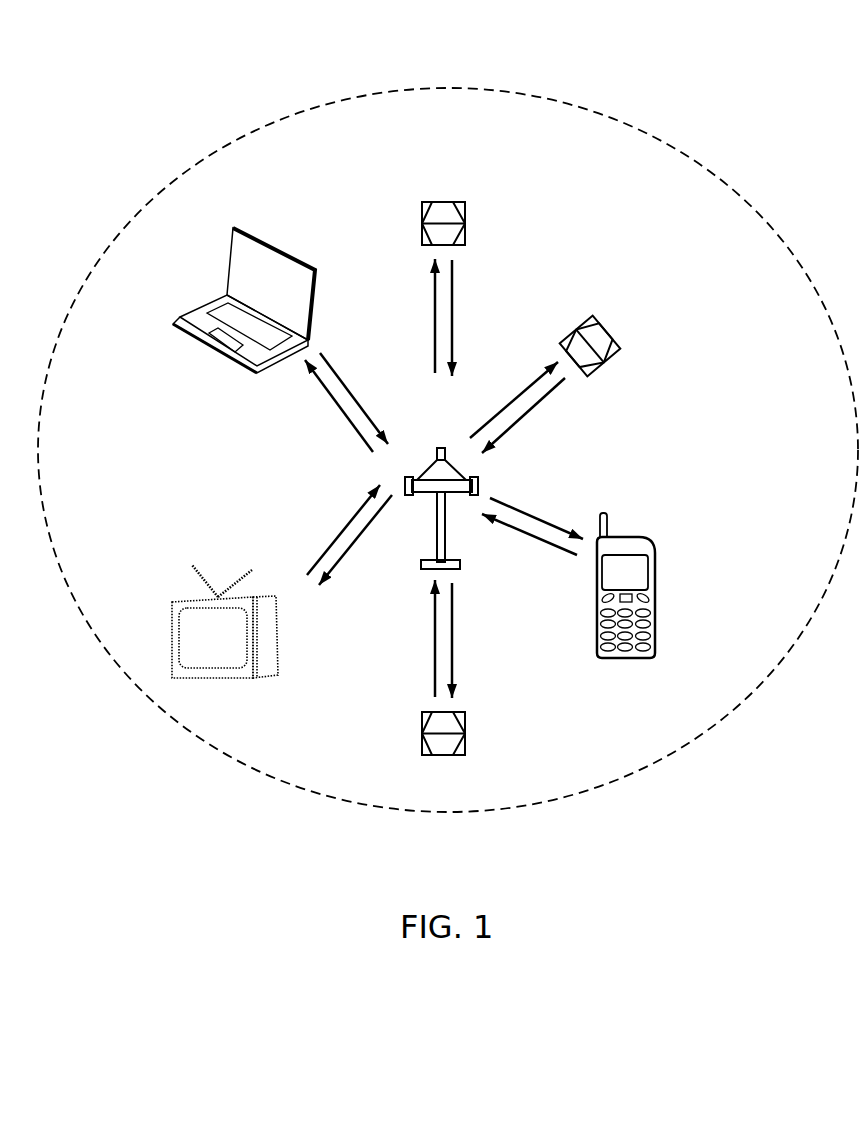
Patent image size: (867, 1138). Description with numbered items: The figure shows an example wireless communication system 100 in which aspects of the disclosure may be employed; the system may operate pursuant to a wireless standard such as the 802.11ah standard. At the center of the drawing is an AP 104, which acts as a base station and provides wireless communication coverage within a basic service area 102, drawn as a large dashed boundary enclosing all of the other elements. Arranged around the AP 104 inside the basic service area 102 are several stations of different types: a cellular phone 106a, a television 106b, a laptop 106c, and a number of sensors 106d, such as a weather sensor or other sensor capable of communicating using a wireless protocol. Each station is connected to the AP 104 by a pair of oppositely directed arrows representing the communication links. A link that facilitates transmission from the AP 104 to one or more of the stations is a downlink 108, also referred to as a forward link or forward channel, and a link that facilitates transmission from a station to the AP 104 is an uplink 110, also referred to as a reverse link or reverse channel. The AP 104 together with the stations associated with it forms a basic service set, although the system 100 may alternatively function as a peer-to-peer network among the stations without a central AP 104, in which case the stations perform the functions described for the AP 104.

The wireless communication system 100 is at (752, 36).
The basic service area 102 is at (795, 255).
The AP 104 is at (440, 445).
The cellular phone 106a is at (630, 535).
The television 106b is at (272, 593).
The laptop 106c is at (243, 230).
The sensors 106d is at (467, 222).
The downlink 108 is at (525, 500).
The uplink 110 is at (482, 537).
————————
Copy every line of the records above word for word, omitting the pictures.

Patent image size: (867, 1138). Description with numbered items: The figure shows an example wireless communication system 100 in which aspects of the disclosure may be employed; the system may operate pursuant to a wireless standard such as the 802.11ah standard. At the center of the drawing is an AP 104, which acts as a base station and provides wireless communication coverage within a basic service area 102, drawn as a large dashed boundary enclosing all of the other elements. Arranged around the AP 104 inside the basic service area 102 are several stations of different types: a cellular phone 106a, a television 106b, a laptop 106c, and a number of sensors 106d, such as a weather sensor or other sensor capable of communicating using a wireless protocol. Each station is connected to the AP 104 by a pair of oppositely directed arrows representing the communication links. A link that facilitates transmission from the AP 104 to one or more of the stations is a downlink 108, also referred to as a forward link or forward channel, and a link that facilitates transmission from a station to the AP 104 is an uplink 110, also referred to as a reverse link or reverse channel. The AP 104 together with the stations associated with it forms a basic service set, although the system 100 may alternatively function as a peer-to-peer network among the stations without a central AP 104, in which case the stations perform the functions described for the AP 104.

The wireless communication system 100 is at (752, 36).
The basic service area 102 is at (795, 255).
The AP 104 is at (440, 445).
The cellular phone 106a is at (630, 535).
The television 106b is at (272, 593).
The laptop 106c is at (243, 230).
The sensors 106d is at (467, 222).
The downlink 108 is at (525, 500).
The uplink 110 is at (482, 537).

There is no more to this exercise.